Required work
Filter for the word "国务院办公厅关于印发" and keep each matching line.

________________

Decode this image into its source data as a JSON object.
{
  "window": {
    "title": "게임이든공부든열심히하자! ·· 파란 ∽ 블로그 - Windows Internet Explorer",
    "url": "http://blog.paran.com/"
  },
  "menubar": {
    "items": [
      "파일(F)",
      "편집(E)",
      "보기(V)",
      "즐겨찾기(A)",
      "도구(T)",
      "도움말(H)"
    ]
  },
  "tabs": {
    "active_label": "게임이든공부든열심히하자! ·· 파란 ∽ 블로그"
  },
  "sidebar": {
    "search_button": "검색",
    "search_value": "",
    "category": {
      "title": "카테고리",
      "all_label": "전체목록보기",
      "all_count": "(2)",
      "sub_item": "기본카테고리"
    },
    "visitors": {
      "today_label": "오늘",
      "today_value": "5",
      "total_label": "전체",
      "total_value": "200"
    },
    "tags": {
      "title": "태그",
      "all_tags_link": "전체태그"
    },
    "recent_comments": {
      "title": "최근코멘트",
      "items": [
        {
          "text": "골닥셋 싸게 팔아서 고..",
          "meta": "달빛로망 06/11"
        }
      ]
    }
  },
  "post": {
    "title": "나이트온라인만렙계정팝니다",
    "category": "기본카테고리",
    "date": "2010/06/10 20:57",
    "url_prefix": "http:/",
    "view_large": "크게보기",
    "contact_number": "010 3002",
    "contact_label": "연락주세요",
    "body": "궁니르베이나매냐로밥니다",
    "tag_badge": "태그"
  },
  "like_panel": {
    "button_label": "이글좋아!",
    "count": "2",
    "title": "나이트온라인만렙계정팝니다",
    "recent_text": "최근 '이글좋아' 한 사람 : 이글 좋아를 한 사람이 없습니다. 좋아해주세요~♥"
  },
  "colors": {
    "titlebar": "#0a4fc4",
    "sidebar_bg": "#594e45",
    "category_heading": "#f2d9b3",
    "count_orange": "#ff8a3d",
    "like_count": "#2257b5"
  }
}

________________

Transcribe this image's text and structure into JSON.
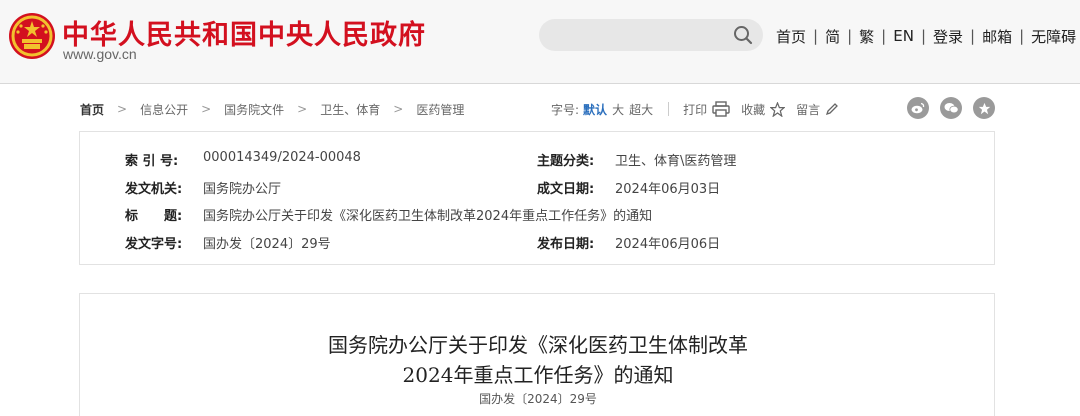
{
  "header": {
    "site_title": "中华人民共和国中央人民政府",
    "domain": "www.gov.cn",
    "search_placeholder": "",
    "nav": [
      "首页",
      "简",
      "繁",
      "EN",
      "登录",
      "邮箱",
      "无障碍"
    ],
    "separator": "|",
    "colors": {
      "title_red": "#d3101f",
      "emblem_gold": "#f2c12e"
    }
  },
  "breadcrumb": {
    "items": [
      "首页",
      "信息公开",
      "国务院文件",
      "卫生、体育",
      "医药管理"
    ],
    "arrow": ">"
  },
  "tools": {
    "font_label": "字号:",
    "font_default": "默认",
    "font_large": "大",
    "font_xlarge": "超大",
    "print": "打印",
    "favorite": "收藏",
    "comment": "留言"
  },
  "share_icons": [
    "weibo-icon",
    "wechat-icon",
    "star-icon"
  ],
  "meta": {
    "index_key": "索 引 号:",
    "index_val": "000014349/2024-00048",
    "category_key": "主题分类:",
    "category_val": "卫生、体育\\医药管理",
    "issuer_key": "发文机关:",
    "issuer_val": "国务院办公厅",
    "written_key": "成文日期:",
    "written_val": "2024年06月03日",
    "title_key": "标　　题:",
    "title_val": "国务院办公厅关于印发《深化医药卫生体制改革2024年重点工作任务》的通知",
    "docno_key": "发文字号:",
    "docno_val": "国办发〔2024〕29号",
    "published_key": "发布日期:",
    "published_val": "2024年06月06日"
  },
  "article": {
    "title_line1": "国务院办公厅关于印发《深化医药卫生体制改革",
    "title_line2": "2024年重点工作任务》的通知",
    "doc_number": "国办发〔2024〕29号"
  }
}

________________

The result
    "title_val": "国务院办公厅关于印发《深化医药卫生体制改革2024年重点工作任务》的通知",
    "title_line1": "国务院办公厅关于印发《深化医药卫生体制改革",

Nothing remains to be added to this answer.